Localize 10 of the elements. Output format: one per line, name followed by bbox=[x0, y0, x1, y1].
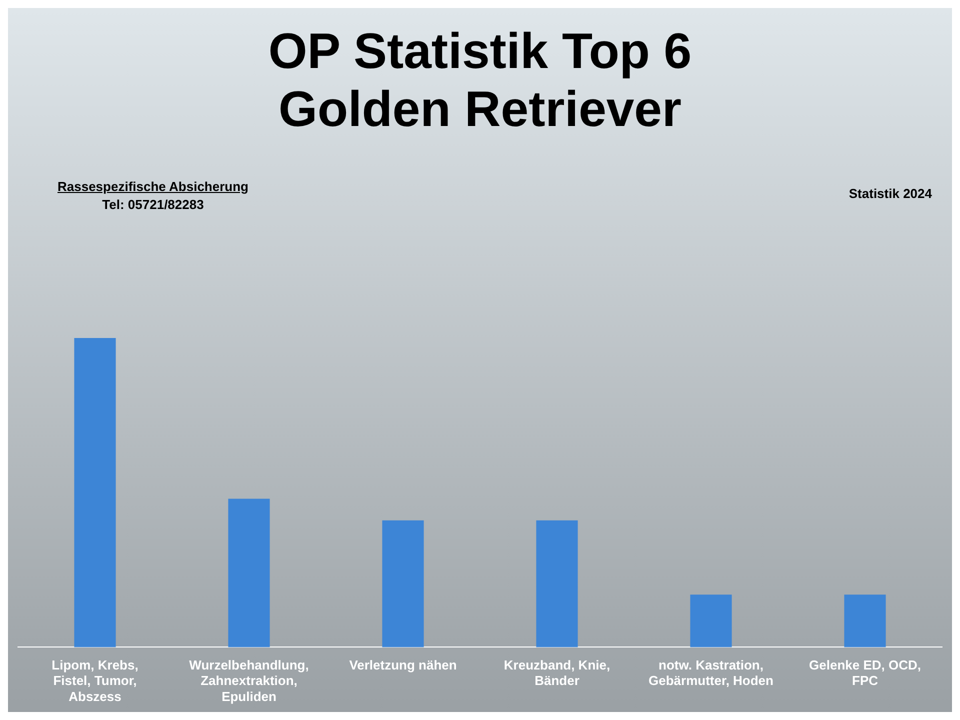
x-tick-label: notw. Kastration, Gebärmutter, Hoden bbox=[648, 658, 774, 688]
x-tick-label: Verletzung nähen bbox=[349, 658, 457, 673]
x-tick-label: Gelenke ED, OCD, FPC bbox=[809, 658, 921, 688]
text: Statistik 2024 bbox=[848, 186, 932, 201]
x-tick-label: Lipom, Krebs, Fistel, Tumor, Abszess bbox=[52, 658, 138, 704]
chart-title: OP Statistik Top 6 Golden Retriever bbox=[267, 22, 693, 138]
x-tick-label: Wurzelbehandlung, Zahnextraktion, Epuliden bbox=[189, 658, 309, 704]
text: Rassespezifische Absicherung bbox=[56, 178, 250, 196]
text: Tel: 05721/82283 bbox=[101, 196, 205, 214]
x-tick-label: Kreuzband, Knie, Bänder bbox=[504, 658, 610, 688]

Instructions for the task
Before copying, set the pictures aside; then reproduce each entry above exactly.

Result below
Localize 10 of the elements. Output format: one per line, name followed by bbox=[x0, y0, x1, y1].
x-tick-label: notw. Kastration, Gebärmutter, Hoden bbox=[648, 658, 774, 688]
x-tick-label: Verletzung nähen bbox=[349, 658, 457, 673]
x-tick-label: Gelenke ED, OCD, FPC bbox=[809, 658, 921, 688]
text: Statistik 2024 bbox=[848, 186, 932, 201]
x-tick-label: Lipom, Krebs, Fistel, Tumor, Abszess bbox=[52, 658, 138, 704]
chart-title: OP Statistik Top 6 Golden Retriever bbox=[267, 22, 693, 138]
x-tick-label: Wurzelbehandlung, Zahnextraktion, Epuliden bbox=[189, 658, 309, 704]
text: Rassespezifische Absicherung bbox=[56, 178, 250, 196]
text: Tel: 05721/82283 bbox=[101, 196, 205, 214]
x-tick-label: Kreuzband, Knie, Bänder bbox=[504, 658, 610, 688]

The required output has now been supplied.